Stated task:
Please pick up the passage below on the Coalition Provisional Authority's running of Baghdad and keep writing it from its last sentence.

The CPA's administration represents a contemptuous lack of perspective. Whether a woman has a right to an abortion is a total irrelevancy to, say, giving millions of people a functional electrical grid. Baghdad needs its stock and commodities markets open and running again. Instead, they are handed off to a man in his mid-20s with no experience as a financial regulator. While the stock exchange sits idle, its rules are rewritten to correspond to conservative ambitions for the (lack of) regulation of the American exchange.
Indeed, Baghdad quickly becomes a kind of void in which conservative administrators try to do to Iraq what their think-tank literature ideally would like to do to America. National resources are "privatized," auctioned off to global bidders, despite international laws criminalizing an occupying power's sale of occupied territory and resources.
Given the current vogue for counter-insurgency warfare in policy papers, think tanks and the strategy of General David Petreaus, probably the most damning detail in the book centers on CPA chief Paul Bremer's "de-Baathification" of government services and the dissolution of the Iraqi army. With two pen strokes, Bremer removed everyone with hands-on administrative and public-safety experience from the rebuilding process, while giving them a need for employment that would make them easy marks for insurgents.

Data extract:
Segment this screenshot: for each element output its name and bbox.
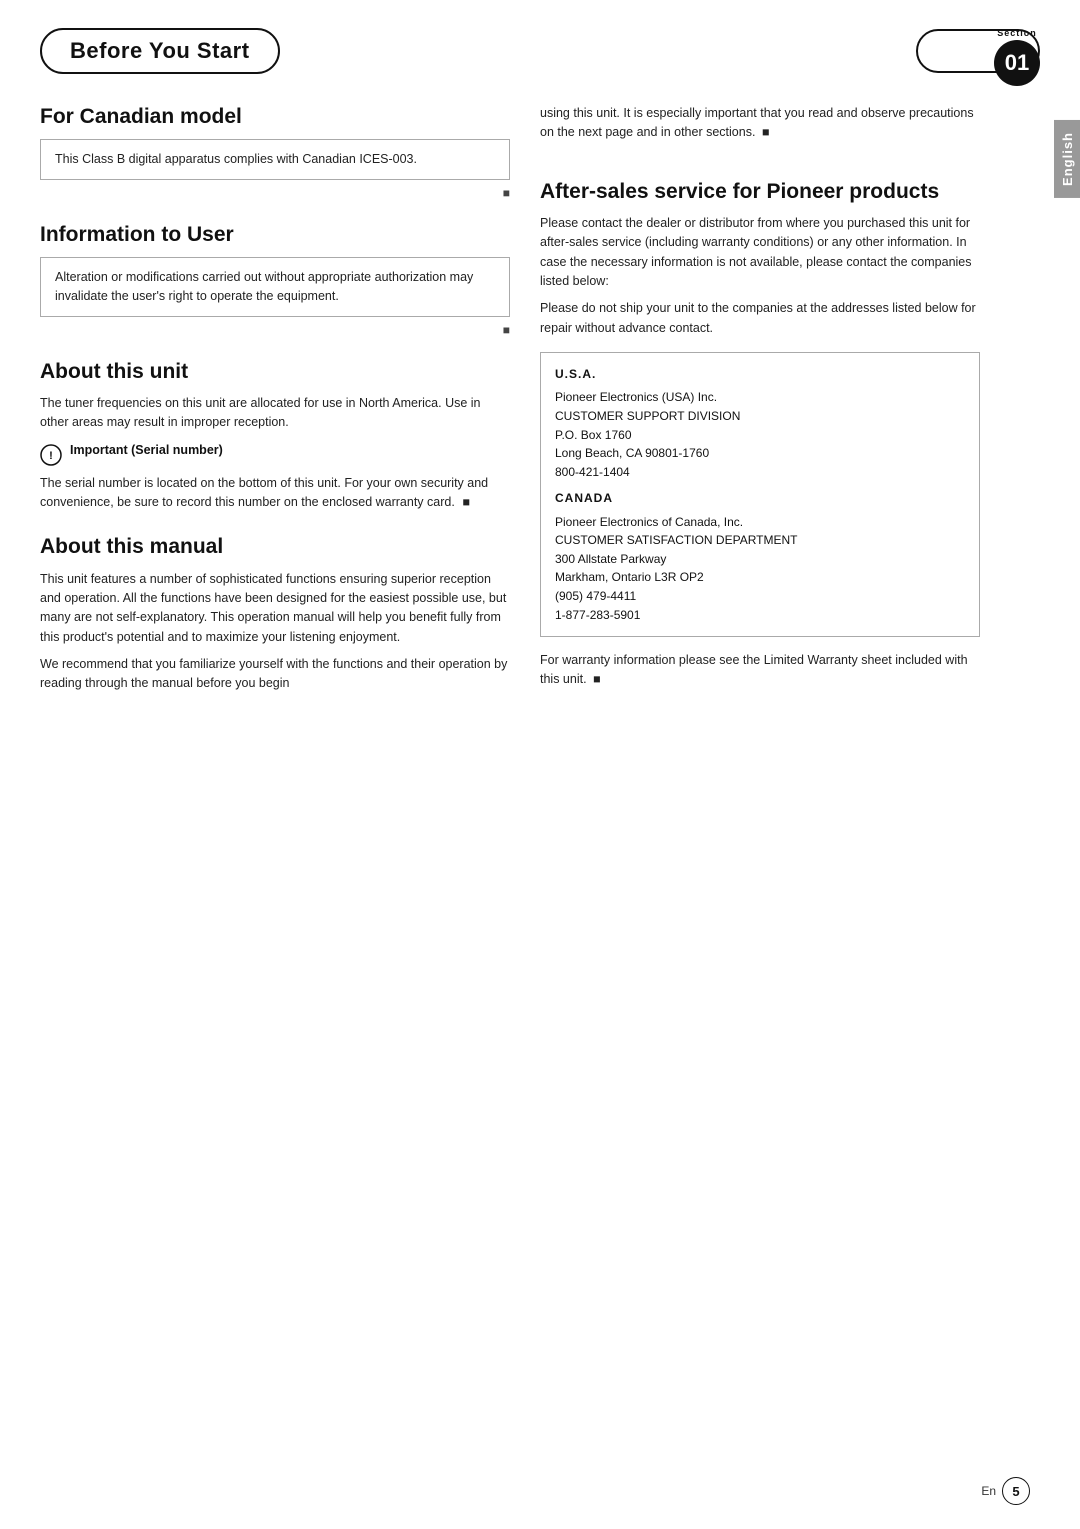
about-this-manual-section: About this manual This unit features a n…: [40, 534, 510, 693]
about-this-unit-heading: About this unit: [40, 359, 510, 384]
canadian-model-note: This Class B digital apparatus complies …: [40, 139, 510, 180]
important-icon: !: [40, 444, 62, 466]
usa-info: Pioneer Electronics (USA) Inc. CUSTOMER …: [555, 388, 965, 481]
information-to-user-end-marker: ■: [40, 323, 510, 337]
canadian-model-heading: For Canadian model: [40, 104, 510, 129]
about-this-unit-section: About this unit The tuner frequencies on…: [40, 359, 510, 513]
page-footer: En 5: [0, 1477, 1080, 1505]
left-column: For Canadian model This Class B digital …: [40, 104, 510, 716]
page-title: Before You Start: [40, 28, 280, 74]
usa-label: U.S.A.: [555, 365, 965, 384]
information-to-user-note: Alteration or modifications carried out …: [40, 257, 510, 317]
about-this-manual-body1: This unit features a number of sophistic…: [40, 570, 510, 648]
important-note: ! Important (Serial number): [40, 443, 510, 466]
canada-info: Pioneer Electronics of Canada, Inc. CUST…: [555, 513, 965, 625]
main-content: For Canadian model This Class B digital …: [0, 74, 1080, 746]
about-this-unit-body2: The serial number is located on the bott…: [40, 474, 510, 513]
section-badge: Section 01: [994, 28, 1040, 86]
section-label: Section: [994, 28, 1040, 38]
after-sales-body1: Please contact the dealer or distributor…: [540, 214, 980, 292]
about-this-unit-end-marker: ■: [462, 493, 470, 512]
after-sales-section: After-sales service for Pioneer products…: [540, 179, 980, 690]
top-bar: Before You Start Section 01: [0, 0, 1080, 74]
about-this-unit-body1: The tuner frequencies on this unit are a…: [40, 394, 510, 433]
section-number: 01: [994, 40, 1040, 86]
footer-page: En 5: [981, 1477, 1030, 1505]
intro-end-marker: ■: [762, 123, 770, 142]
after-sales-body2: Please do not ship your unit to the comp…: [540, 299, 980, 338]
important-label: Important (Serial number): [70, 443, 223, 457]
english-tab: English: [1054, 120, 1080, 198]
footer-en-label: En: [981, 1484, 996, 1498]
contact-box: U.S.A. Pioneer Electronics (USA) Inc. CU…: [540, 352, 980, 637]
warranty-text: For warranty information please see the …: [540, 651, 980, 690]
information-to-user-section: Information to User Alteration or modifi…: [40, 222, 510, 337]
right-column: using this unit. It is especially import…: [540, 104, 1010, 716]
canadian-model-end-marker: ■: [40, 186, 510, 200]
svg-text:!: !: [49, 450, 53, 462]
canadian-model-section: For Canadian model This Class B digital …: [40, 104, 510, 200]
information-to-user-heading: Information to User: [40, 222, 510, 247]
right-col-intro: using this unit. It is especially import…: [540, 104, 980, 143]
about-this-manual-heading: About this manual: [40, 534, 510, 559]
after-sales-heading: After-sales service for Pioneer products: [540, 179, 980, 204]
canada-label: CANADA: [555, 489, 965, 508]
about-this-manual-body2: We recommend that you familiarize yourse…: [40, 655, 510, 694]
top-bar-right: [280, 29, 1040, 73]
warranty-end-marker: ■: [593, 670, 601, 689]
page-number-badge: 5: [1002, 1477, 1030, 1505]
page-wrapper: Before You Start Section 01 English For …: [0, 0, 1080, 1529]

Result of the task:
Two core ideas behind counter-insurgency planning are establishing a trained, independent and native national police force and making sure that people are sympathetic to their government because it provides them essential services. Bremer did away with both, without having anything viable to replace them, while incentivizing these people to supply their expertise to those working against the Americans. In short, he created two problems and no solutions while accelerating the forces that would only make those problems more severe.
The book isn't all negativity. Chandrasekaran often supplies quirky and funny details to all the strife: CPA members adopting stray cats and trying to have functional friendships; people gathering at all hours to catch sports games back home; a dearth of available women so profound that pilots on flights out of the country crack wise on the intercom, "Ladies, we are leaving Iraqi airspace. You are no longer all attractive." But too often even these little details are frustrating and dumb. Every day, the CPA cafeteria serves pork—a food that is haram, unclean, according to Muslim faith. Every day, its Muslim cooks have to prepare it for their occupiers.
Seeing Green Zone will not spoil Imperial Life in the Emerald City, nor will the latter spoil the former, but neither is what one could call uplifting. The film ends on a hopeful note, but much of what came before was violent and cynical. Chandrasekaran tries to burnish the reputation of the hard workers and the sincere non-opportunists doing their best for the Iraqis, but it's easy to see how uncommon they are. Both provide one with a smart and well-crafted experience, but neither can shake the fact that they address critical and mortal errors of recent American history.